■ Your objective
Retype the material word for word.

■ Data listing
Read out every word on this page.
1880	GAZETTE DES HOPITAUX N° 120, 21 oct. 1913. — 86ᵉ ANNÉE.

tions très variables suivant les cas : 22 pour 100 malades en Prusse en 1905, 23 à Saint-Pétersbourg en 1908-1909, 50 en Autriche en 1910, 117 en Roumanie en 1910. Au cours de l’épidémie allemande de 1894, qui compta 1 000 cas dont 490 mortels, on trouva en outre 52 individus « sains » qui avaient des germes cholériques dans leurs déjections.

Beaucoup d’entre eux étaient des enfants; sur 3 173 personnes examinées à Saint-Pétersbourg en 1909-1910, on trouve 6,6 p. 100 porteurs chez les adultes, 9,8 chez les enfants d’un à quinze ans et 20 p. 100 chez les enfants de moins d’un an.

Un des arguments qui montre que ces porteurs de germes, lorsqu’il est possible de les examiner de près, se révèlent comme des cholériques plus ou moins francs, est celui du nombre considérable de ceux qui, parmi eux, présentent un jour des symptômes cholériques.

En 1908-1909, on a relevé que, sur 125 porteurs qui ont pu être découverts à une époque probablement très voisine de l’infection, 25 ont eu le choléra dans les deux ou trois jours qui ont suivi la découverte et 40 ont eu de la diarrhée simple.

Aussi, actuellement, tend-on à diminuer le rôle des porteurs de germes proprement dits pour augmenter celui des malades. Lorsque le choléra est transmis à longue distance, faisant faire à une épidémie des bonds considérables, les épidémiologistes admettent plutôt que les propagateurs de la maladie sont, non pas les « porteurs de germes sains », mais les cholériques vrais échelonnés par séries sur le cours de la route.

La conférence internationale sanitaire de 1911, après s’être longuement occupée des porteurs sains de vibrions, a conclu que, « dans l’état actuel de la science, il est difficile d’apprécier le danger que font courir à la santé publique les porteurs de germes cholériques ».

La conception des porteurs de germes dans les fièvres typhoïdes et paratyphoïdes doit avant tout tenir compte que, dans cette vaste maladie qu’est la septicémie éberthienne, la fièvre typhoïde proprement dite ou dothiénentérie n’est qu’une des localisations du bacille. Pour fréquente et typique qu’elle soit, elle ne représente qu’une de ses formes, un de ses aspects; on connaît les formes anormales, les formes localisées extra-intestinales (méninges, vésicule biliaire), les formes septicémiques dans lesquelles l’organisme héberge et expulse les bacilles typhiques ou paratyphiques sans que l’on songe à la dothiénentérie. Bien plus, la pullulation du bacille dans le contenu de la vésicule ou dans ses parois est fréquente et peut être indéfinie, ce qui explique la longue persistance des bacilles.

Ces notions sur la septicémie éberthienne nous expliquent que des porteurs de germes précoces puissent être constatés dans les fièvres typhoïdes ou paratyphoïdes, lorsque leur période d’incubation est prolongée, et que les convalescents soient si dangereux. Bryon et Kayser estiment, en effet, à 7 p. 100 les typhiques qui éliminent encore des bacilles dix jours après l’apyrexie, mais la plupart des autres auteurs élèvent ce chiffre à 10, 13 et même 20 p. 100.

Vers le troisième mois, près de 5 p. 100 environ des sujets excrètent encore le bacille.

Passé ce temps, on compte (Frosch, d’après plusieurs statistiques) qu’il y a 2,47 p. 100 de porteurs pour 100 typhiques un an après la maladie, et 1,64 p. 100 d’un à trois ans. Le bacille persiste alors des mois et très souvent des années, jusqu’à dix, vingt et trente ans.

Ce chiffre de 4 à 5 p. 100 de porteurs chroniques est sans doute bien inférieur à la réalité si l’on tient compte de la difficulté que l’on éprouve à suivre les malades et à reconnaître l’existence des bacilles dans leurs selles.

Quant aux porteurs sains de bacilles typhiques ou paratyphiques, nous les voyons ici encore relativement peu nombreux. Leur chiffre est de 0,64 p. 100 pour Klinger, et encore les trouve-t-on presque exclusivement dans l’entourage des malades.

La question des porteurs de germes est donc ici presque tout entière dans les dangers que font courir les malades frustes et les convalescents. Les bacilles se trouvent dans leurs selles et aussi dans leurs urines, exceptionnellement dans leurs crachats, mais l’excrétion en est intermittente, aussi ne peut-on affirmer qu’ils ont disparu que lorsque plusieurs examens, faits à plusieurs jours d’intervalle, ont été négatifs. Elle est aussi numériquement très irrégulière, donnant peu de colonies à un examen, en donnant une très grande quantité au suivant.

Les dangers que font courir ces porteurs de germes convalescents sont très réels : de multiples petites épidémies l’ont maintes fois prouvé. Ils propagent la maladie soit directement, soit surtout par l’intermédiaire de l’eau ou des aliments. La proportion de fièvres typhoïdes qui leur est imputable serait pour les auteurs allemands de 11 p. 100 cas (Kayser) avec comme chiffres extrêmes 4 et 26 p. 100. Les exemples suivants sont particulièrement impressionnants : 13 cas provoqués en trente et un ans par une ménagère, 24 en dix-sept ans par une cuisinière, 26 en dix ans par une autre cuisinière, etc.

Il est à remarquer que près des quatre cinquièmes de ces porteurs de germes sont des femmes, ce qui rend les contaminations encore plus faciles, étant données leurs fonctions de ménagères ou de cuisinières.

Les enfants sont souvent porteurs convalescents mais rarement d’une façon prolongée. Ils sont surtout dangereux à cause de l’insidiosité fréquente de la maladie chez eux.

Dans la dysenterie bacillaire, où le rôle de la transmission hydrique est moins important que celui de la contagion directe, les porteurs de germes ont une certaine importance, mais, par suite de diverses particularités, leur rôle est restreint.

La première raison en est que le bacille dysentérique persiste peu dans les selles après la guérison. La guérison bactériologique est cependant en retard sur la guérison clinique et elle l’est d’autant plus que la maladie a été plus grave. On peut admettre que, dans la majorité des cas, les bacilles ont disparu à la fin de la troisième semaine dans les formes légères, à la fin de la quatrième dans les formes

■ Correct output
Read out every word on this page.
1880	GAZETTE DES HOPITAUX N° 120, 21 oct. 1913. — 86ᵉ ANNÉE.

tions très variables suivant les cas : 22 pour 100 malades en Prusse en 1905, 23 à Saint-Pétersbourg en 1908-1909, 50 en Autriche en 1910, 117 en Roumanie en 1910. Au cours de l’épidémie allemande de 1894, qui compta 1 000 cas dont 490 mortels, on trouva en outre 52 individus « sains » qui avaient des germes cholériques dans leurs déjections.

Beaucoup d’entre eux étaient des enfants; sur 3 173 personnes examinées à Saint-Pétersbourg en 1909-1910, on trouve 6,6 p. 100 porteurs chez les adultes, 9,8 chez les enfants d’un à quinze ans et 20 p. 100 chez les enfants de moins d’un an.

Un des arguments qui montre que ces porteurs de germes, lorsqu’il est possible de les examiner de près, se révèlent comme des cholériques plus ou moins francs, est celui du nombre considérable de ceux qui, parmi eux, présentent un jour des symptômes cholériques.

En 1908-1909, on a relevé que, sur 125 porteurs qui ont pu être découverts à une époque probablement très voisine de l’infection, 25 ont eu le choléra dans les deux ou trois jours qui ont suivi la découverte et 40 ont eu de la diarrhée simple.

Aussi, actuellement, tend-on à diminuer le rôle des porteurs de germes proprement dits pour augmenter celui des malades. Lorsque le choléra est transmis à longue distance, faisant faire à une épidémie des bonds considérables, les épidémiologistes admettent plutôt que les propagateurs de la maladie sont, non pas les « porteurs de germes sains », mais les cholériques vrais échelonnés par séries sur le cours de la route.

La conférence internationale sanitaire de 1911, après s’être longuement occupée des porteurs sains de vibrions, a conclu que, « dans l’état actuel de la science, il est difficile d’apprécier le danger que font courir à la santé publique les porteurs de germes cholériques ».

La conception des porteurs de germes dans les fièvres typhoïdes et paratyphoïdes doit avant tout tenir compte que, dans cette vaste maladie qu’est la septicémie éberthienne, la fièvre typhoïde proprement dite ou dothiénentérie n’est qu’une des localisations du bacille. Pour fréquente et typique qu’elle soit, elle ne représente qu’une de ses formes, un de ses aspects; on connaît les formes anormales, les formes localisées extra-intestinales (méninges, vésicule biliaire), les formes septicémiques dans lesquelles l’organisme héberge et expulse les bacilles typhiques ou paratyphiques sans que l’on songe à la dothiénentérie. Bien plus, la pullulation du bacille dans le contenu de la vésicule ou dans ses parois est fréquente et peut être indéfinie, ce qui explique la longue persistance des bacilles.

Ces notions sur la septicémie éberthienne nous expliquent que des porteurs de germes précoces puissent être constatés dans les fièvres typhoïdes ou paratyphoïdes, lorsque leur période d’incubation est prolongée, et que les convalescents soient si dangereux. Bryon et Kayser estiment, en effet, à 7 p. 100 les typhiques qui éliminent encore des bacilles dix jours après l’apyrexie, mais la plupart des autres auteurs élèvent ce chiffre à 10, 13 et même 20 p. 100.

Vers le troisième mois, près de 5 p. 100 environ des sujets excrètent encore le bacille.

Passé ce temps, on compte (Frosch, d’après plusieurs statistiques) qu’il y a 2,47 p. 100 de porteurs pour 100 typhiques un an après la maladie, et 1,64 p. 100 d’un à trois ans. Le bacille persiste alors des mois et très souvent des années, jusqu’à dix, vingt et trente ans.

Ce chiffre de 4 à 5 p. 100 de porteurs chroniques est sans doute bien inférieur à la réalité si l’on tient compte de la difficulté que l’on éprouve à suivre les malades et à reconnaître l’existence des bacilles dans leurs selles.

Quant aux porteurs sains de bacilles typhiques ou paratyphiques, nous les voyons ici encore relativement peu nombreux. Leur chiffre est de 0,64 p. 100 pour Klinger, et encore les trouve-t-on presque exclusivement dans l’entourage des malades.

La question des porteurs de germes est donc ici presque tout entière dans les dangers que font courir les malades frustes et les convalescents. Les bacilles se trouvent dans leurs selles et aussi dans leurs urines, exceptionnellement dans leurs crachats, mais l’excrétion en est intermittente, aussi ne peut-on affirmer qu’ils ont disparu que lorsque plusieurs examens, faits à plusieurs jours d’intervalle, ont été négatifs. Elle est aussi numériquement très irrégulière, donnant peu de colonies à un examen, en donnant une très grande quantité au suivant.

Les dangers que font courir ces porteurs de germes convalescents sont très réels : de multiples petites épidémies l’ont maintes fois prouvé. Ils propagent la maladie soit directement, soit surtout par l’intermédiaire de l’eau ou des aliments. La proportion de fièvres typhoïdes qui leur est imputable serait pour les auteurs allemands de 11 p. 100 cas (Kayser) avec comme chiffres extrêmes 4 et 26 p. 100. Les exemples suivants sont particulièrement impressionnants : 13 cas provoqués en trente et un ans par une ménagère, 24 en dix-sept ans par une cuisinière, 26 en dix ans par une autre cuisinière, etc.

Il est à remarquer que près des quatre cinquièmes de ces porteurs de germes sont des femmes, ce qui rend les contaminations encore plus faciles, étant données leurs fonctions de ménagères ou de cuisinières.

Les enfants sont souvent porteurs convalescents mais rarement d’une façon prolongée. Ils sont surtout dangereux à cause de l’insidiosité fréquente de la maladie chez eux.

Dans la dysenterie bacillaire, où le rôle de la transmission hydrique est moins important que celui de la contagion directe, les porteurs de germes ont une certaine importance, mais, par suite de diverses particularités, leur rôle est restreint.

La première raison en est que le bacille dysentérique persiste peu dans les selles après la guérison. La guérison bactériologique est cependant en retard sur la guérison clinique et elle l’est d’autant plus que la maladie a été plus grave. On peut admettre que, dans la majorité des cas, les bacilles ont disparu à la fin de la troisième semaine dans les formes légères, à la fin de la quatrième dans les formes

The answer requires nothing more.